### Your objective
Filter the entries and keep only the lines where the string "please" appears.

### Input material
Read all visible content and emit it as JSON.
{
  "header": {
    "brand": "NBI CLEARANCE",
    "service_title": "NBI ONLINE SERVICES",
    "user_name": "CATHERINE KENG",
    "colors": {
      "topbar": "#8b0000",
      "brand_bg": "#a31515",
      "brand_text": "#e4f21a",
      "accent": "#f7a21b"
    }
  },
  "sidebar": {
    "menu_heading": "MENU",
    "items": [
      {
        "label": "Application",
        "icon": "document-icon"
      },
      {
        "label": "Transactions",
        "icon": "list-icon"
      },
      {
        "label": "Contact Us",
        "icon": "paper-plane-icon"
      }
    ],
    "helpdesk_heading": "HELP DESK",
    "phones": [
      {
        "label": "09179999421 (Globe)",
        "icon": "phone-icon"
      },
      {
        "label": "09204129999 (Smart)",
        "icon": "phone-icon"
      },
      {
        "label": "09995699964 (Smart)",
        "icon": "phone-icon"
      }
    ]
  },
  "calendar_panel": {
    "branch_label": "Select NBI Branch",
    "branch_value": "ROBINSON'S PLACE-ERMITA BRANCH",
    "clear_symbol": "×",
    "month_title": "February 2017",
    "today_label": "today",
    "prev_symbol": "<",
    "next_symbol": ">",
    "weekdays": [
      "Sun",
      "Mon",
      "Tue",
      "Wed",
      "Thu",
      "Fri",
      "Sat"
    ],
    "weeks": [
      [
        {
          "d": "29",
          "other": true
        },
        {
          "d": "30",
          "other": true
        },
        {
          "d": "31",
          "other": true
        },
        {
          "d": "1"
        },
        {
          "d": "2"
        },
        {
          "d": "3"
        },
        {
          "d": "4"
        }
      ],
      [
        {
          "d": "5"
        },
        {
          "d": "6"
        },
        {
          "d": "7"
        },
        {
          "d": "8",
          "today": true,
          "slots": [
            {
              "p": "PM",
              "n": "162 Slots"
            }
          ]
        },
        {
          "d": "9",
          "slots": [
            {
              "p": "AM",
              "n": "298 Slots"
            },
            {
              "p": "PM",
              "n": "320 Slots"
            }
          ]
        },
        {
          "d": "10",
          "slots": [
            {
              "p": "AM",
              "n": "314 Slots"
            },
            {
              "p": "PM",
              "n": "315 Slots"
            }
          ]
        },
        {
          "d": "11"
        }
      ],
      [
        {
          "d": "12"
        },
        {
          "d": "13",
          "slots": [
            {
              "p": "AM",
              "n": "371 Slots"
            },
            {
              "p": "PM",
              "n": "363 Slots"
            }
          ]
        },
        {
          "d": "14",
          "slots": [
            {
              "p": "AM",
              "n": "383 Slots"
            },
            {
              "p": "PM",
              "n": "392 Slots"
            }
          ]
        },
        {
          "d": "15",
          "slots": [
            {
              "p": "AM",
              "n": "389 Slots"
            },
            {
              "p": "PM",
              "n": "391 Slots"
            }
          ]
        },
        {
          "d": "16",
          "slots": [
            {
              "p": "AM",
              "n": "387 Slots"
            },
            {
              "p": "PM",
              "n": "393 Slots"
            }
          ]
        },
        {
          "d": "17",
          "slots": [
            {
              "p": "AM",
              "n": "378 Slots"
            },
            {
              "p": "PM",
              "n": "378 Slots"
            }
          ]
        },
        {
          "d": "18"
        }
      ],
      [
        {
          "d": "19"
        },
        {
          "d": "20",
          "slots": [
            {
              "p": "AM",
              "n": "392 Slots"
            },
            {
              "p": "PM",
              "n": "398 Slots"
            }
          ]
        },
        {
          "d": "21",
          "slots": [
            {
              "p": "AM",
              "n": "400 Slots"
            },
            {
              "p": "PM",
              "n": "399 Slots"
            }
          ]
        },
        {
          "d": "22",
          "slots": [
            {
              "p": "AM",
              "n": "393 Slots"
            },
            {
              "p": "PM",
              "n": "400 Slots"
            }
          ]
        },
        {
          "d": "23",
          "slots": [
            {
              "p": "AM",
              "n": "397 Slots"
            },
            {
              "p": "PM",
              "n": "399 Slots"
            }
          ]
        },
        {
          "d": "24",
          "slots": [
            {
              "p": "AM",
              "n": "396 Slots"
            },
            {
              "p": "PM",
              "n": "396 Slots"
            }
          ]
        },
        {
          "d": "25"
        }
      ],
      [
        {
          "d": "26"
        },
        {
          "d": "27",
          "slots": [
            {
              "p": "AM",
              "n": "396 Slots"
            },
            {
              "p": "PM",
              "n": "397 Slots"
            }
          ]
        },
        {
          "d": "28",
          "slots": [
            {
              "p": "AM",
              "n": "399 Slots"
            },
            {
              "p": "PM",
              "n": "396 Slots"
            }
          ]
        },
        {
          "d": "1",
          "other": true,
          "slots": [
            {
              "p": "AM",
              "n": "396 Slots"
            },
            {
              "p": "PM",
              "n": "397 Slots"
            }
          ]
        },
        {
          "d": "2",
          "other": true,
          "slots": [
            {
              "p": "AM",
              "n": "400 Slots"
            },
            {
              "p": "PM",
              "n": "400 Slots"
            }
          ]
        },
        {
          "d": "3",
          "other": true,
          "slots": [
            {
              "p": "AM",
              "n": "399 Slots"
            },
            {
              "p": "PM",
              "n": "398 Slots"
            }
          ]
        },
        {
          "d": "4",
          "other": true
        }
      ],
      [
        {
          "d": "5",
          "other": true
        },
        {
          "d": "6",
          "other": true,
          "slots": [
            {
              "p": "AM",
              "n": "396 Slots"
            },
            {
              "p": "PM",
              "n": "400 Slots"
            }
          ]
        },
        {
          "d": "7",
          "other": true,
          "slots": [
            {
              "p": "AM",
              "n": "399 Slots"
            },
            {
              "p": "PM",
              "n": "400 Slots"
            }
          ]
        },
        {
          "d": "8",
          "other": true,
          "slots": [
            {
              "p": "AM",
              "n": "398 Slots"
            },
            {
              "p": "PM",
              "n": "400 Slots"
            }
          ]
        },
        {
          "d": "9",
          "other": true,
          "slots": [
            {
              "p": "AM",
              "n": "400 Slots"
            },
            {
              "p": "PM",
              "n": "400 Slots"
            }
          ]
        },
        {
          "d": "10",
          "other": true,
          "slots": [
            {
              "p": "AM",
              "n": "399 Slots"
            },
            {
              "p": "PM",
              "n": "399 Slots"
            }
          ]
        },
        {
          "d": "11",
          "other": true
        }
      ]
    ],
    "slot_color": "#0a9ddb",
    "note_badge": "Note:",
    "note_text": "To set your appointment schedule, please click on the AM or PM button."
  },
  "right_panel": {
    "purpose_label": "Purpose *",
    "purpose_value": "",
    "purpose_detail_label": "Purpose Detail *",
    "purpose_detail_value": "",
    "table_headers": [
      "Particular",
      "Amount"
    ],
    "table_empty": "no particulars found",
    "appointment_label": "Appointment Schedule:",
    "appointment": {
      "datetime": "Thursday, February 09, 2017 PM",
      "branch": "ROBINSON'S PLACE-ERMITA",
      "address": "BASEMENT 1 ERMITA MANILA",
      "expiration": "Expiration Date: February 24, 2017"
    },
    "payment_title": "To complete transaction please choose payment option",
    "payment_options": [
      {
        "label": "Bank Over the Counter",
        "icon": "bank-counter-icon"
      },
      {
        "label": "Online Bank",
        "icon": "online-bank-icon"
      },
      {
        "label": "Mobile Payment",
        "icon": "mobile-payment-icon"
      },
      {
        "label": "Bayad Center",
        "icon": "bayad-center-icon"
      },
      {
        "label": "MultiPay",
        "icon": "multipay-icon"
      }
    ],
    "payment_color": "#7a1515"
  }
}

--

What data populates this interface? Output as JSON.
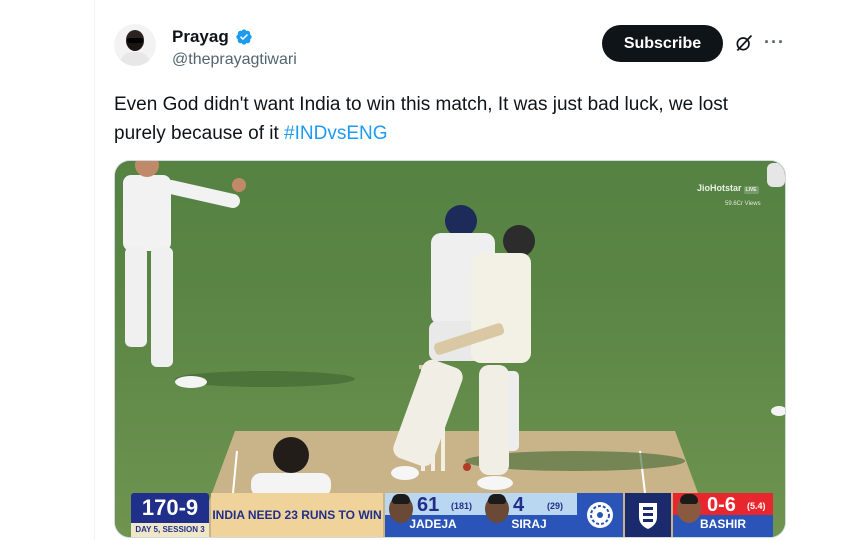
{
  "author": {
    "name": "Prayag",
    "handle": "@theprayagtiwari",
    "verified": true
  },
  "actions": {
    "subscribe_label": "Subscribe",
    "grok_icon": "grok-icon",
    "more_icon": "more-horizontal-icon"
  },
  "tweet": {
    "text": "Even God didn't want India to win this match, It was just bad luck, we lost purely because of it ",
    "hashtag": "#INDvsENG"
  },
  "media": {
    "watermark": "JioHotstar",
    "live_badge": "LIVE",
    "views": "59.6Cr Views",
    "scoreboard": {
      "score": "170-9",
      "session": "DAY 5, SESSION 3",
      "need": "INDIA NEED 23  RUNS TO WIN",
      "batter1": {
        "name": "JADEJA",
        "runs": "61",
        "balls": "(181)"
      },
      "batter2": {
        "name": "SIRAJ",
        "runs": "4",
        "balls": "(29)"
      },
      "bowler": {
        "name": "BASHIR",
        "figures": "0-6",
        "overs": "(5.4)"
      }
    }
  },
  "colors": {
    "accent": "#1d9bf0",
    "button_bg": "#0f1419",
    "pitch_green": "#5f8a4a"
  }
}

...

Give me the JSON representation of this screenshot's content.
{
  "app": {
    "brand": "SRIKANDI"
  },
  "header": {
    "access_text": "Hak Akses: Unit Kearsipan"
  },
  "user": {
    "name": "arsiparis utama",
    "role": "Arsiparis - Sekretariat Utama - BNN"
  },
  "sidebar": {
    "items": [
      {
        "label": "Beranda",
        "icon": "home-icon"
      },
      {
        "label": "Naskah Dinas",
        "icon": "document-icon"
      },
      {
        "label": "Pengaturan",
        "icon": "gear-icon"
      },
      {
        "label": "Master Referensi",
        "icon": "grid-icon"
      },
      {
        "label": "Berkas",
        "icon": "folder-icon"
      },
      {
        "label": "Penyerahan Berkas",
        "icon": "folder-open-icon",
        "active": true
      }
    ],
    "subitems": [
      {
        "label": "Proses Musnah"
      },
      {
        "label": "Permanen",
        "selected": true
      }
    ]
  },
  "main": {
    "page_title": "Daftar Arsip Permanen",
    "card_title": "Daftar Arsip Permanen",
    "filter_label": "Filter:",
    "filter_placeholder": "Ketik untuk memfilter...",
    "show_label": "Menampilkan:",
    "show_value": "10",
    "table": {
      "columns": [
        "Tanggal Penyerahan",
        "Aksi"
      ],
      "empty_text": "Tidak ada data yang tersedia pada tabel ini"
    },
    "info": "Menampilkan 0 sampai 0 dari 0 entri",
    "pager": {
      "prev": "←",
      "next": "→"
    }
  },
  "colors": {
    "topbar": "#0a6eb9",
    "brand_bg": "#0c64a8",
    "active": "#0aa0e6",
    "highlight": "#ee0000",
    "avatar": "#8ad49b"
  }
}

### Solution
    "note_text": "To set your appointment schedule, please click on the AM or PM button."
    "payment_title": "To complete transaction please choose payment option",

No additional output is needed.